↓

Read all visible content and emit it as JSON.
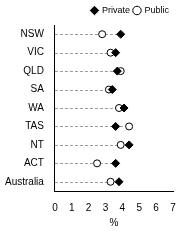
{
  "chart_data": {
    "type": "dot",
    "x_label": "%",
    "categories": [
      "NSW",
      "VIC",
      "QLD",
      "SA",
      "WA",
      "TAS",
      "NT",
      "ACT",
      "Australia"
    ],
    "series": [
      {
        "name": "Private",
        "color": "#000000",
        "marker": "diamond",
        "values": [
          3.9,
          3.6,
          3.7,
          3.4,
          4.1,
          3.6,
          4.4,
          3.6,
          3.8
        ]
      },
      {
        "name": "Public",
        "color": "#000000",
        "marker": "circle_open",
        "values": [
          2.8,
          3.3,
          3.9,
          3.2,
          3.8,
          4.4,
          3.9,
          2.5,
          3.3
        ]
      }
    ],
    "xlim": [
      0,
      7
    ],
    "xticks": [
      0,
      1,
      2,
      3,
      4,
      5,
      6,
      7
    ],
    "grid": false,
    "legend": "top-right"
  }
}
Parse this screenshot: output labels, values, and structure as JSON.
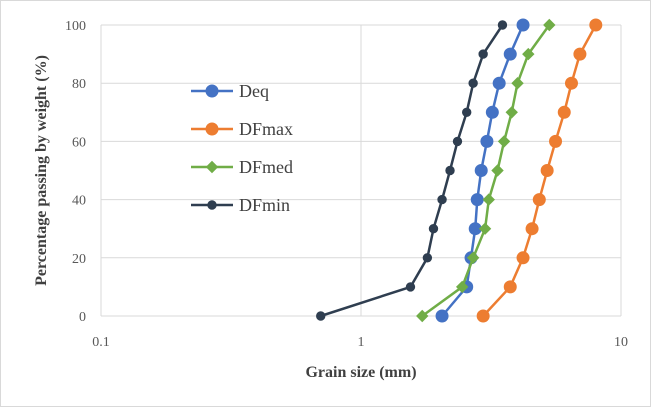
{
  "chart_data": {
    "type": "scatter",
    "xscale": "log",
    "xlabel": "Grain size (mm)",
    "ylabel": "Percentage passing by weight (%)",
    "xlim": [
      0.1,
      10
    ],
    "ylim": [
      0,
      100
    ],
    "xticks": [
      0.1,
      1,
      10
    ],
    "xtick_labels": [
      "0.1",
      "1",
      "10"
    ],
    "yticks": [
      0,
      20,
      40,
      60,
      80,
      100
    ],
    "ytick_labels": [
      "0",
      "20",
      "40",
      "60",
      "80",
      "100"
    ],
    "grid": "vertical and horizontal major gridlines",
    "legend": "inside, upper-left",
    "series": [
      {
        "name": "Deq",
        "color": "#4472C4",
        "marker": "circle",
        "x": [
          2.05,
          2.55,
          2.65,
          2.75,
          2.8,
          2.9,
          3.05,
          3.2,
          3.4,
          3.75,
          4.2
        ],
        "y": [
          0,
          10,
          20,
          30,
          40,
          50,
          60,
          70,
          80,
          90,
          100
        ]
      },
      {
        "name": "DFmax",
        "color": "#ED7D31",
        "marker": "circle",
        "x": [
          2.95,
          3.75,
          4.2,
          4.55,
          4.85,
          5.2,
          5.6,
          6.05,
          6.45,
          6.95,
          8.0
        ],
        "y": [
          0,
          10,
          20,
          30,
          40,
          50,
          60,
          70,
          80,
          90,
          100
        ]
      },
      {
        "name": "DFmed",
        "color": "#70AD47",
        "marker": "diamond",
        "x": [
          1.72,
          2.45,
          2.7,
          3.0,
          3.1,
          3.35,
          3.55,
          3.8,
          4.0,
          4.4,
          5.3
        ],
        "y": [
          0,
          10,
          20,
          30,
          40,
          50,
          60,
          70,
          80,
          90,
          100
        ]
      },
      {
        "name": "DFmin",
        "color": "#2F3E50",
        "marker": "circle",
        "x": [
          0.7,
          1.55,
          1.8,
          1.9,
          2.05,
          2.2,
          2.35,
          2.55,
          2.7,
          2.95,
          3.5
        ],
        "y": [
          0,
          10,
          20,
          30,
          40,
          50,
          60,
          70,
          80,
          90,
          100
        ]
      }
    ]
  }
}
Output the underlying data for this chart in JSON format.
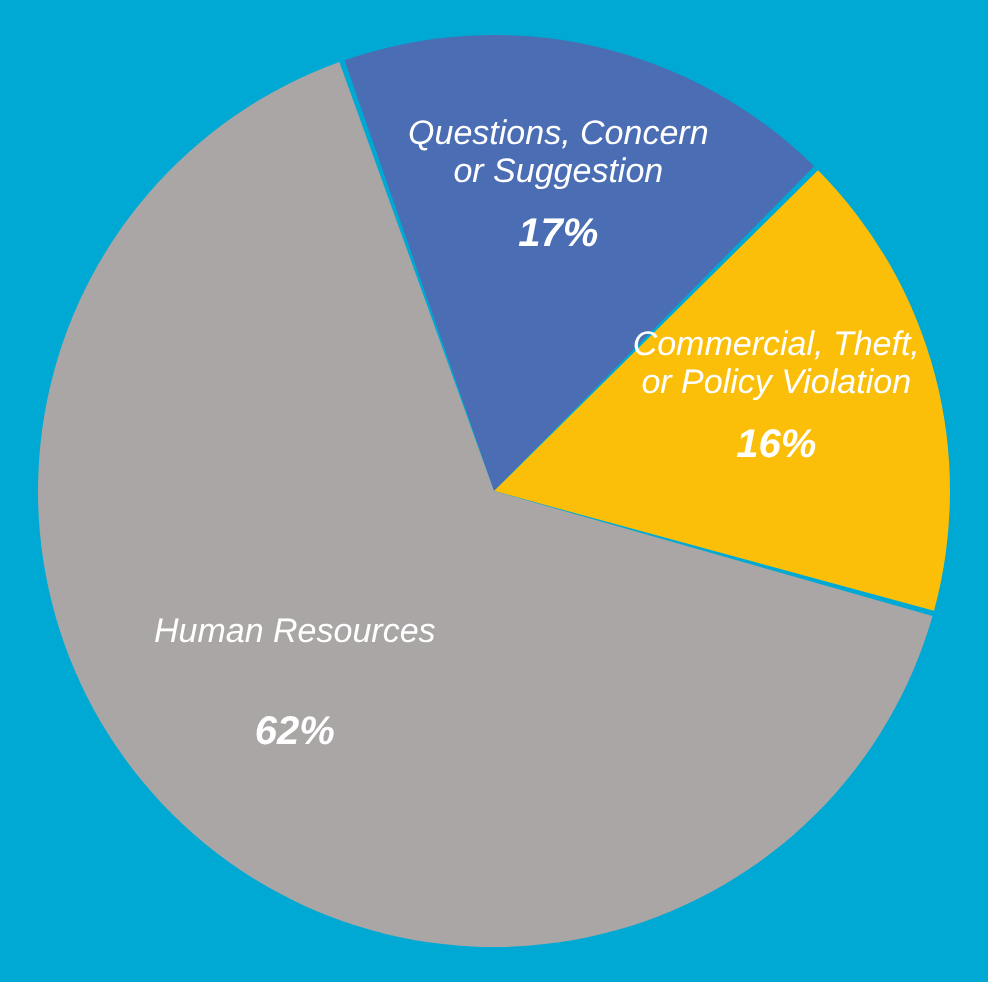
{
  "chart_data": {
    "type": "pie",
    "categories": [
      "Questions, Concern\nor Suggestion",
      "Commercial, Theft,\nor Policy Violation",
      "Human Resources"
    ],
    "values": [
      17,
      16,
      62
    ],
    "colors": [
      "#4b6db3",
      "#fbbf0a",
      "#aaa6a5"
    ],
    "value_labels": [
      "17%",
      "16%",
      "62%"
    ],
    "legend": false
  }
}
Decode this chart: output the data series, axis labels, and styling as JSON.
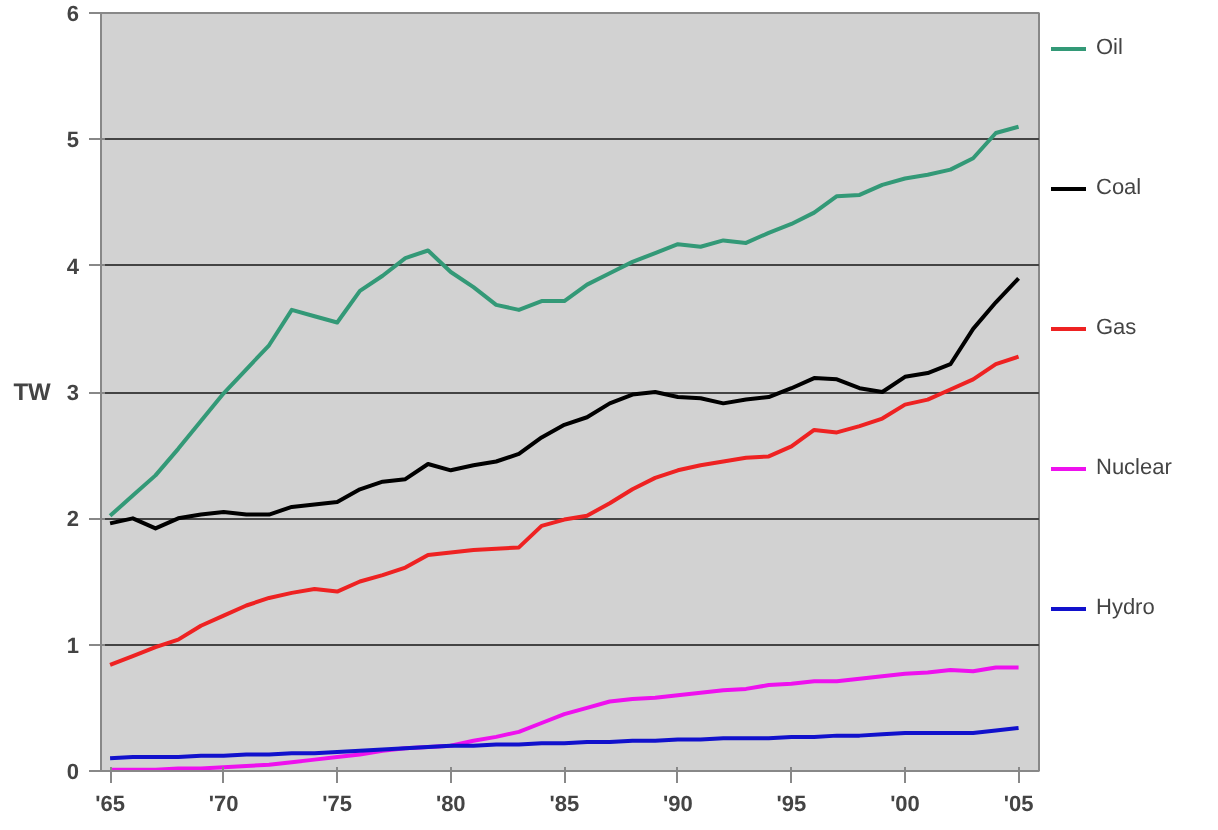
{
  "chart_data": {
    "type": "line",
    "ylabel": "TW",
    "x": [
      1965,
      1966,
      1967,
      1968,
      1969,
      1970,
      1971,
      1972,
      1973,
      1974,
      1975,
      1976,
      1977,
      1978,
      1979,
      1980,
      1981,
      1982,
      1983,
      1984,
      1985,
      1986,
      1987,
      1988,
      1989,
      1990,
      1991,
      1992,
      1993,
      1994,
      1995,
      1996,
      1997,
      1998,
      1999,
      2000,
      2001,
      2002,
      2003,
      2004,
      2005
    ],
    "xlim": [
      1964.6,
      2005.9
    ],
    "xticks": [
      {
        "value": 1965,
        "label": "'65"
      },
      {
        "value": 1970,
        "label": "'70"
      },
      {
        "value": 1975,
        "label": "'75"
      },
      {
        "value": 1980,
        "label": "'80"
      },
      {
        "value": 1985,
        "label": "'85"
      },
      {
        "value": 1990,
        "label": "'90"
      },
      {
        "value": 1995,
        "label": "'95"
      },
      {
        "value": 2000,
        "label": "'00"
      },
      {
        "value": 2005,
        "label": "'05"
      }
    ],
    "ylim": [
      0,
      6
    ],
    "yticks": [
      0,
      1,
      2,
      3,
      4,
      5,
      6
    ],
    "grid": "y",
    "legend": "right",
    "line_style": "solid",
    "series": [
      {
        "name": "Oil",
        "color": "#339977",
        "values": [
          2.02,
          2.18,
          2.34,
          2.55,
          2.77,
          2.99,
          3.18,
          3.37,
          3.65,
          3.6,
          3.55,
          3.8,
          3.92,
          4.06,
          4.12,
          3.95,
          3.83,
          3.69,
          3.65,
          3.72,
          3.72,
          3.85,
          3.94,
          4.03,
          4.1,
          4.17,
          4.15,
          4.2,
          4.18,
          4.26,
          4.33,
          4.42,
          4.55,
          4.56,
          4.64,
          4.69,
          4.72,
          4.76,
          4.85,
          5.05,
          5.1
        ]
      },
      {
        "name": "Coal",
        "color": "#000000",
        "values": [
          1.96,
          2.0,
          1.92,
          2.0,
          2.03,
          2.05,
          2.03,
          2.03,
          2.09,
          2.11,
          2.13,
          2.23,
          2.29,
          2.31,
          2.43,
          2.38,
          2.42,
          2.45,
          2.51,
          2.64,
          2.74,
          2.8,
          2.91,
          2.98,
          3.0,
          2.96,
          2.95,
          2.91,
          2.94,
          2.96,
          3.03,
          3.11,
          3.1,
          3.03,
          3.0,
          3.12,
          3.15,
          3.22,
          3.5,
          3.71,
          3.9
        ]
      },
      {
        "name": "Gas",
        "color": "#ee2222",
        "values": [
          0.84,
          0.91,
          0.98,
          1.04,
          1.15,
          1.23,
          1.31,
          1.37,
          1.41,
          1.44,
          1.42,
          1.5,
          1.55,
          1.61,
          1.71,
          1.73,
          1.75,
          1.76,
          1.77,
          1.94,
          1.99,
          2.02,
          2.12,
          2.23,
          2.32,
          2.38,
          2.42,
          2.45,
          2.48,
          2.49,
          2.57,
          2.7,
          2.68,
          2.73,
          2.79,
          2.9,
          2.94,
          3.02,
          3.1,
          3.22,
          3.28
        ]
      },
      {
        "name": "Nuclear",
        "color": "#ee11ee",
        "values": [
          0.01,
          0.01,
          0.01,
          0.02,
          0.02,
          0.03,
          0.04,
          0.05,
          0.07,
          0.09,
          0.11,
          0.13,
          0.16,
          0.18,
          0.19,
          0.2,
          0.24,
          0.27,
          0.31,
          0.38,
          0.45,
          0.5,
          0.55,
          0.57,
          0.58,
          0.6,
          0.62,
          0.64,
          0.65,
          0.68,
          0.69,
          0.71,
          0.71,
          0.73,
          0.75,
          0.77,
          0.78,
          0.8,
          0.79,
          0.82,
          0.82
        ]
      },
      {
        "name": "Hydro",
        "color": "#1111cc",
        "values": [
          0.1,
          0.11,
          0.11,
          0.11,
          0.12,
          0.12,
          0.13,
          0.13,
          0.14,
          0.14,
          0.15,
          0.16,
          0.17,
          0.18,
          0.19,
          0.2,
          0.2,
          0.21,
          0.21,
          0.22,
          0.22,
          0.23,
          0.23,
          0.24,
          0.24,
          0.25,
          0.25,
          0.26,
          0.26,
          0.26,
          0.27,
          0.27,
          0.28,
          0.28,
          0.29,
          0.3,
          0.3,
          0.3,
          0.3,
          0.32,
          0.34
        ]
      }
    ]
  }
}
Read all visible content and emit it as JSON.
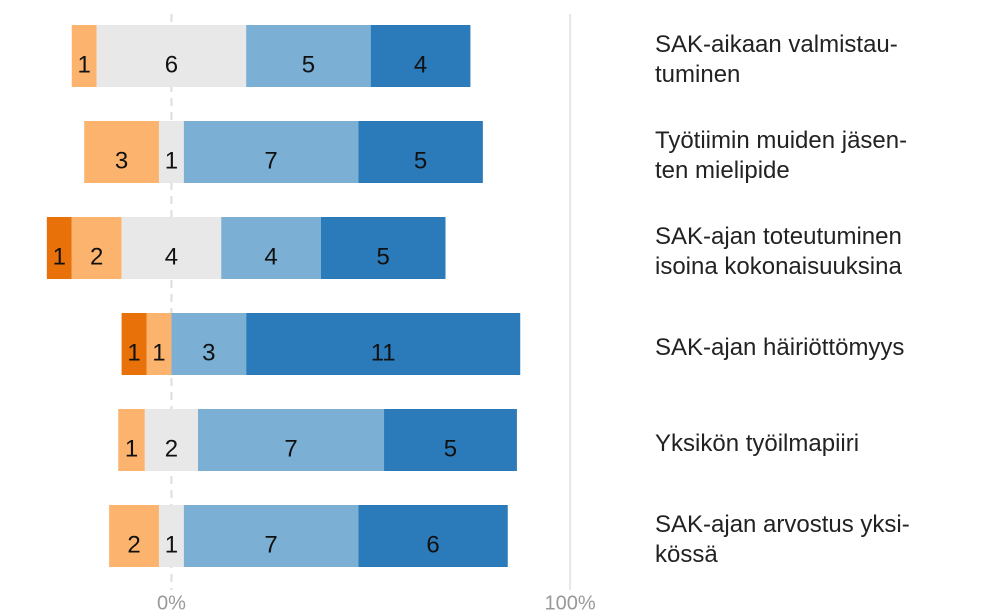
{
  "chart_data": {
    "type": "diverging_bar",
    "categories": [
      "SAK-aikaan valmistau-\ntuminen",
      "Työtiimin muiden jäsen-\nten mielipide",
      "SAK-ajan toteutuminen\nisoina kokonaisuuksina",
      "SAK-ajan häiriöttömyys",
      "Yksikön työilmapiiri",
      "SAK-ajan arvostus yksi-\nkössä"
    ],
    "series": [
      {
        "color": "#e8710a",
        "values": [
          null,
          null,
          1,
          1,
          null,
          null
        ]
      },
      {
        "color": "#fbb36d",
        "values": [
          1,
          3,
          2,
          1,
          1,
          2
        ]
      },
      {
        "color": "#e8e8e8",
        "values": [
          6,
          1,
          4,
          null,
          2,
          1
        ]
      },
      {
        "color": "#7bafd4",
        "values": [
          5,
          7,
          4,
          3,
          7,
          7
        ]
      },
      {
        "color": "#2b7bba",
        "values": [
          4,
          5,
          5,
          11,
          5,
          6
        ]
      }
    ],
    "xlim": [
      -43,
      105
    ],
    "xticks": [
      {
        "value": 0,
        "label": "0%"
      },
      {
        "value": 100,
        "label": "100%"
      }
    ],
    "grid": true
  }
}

↑

→ **What you are asked to do**
In the listing, find every line containing the word "this" and list it.

→ **Task solution**
Parse this screenshot: output labels, values, and structure as JSON.
Output the underlying data for this chart in JSON format.
Decode this chart: output the data series, axis labels, and styling as JSON.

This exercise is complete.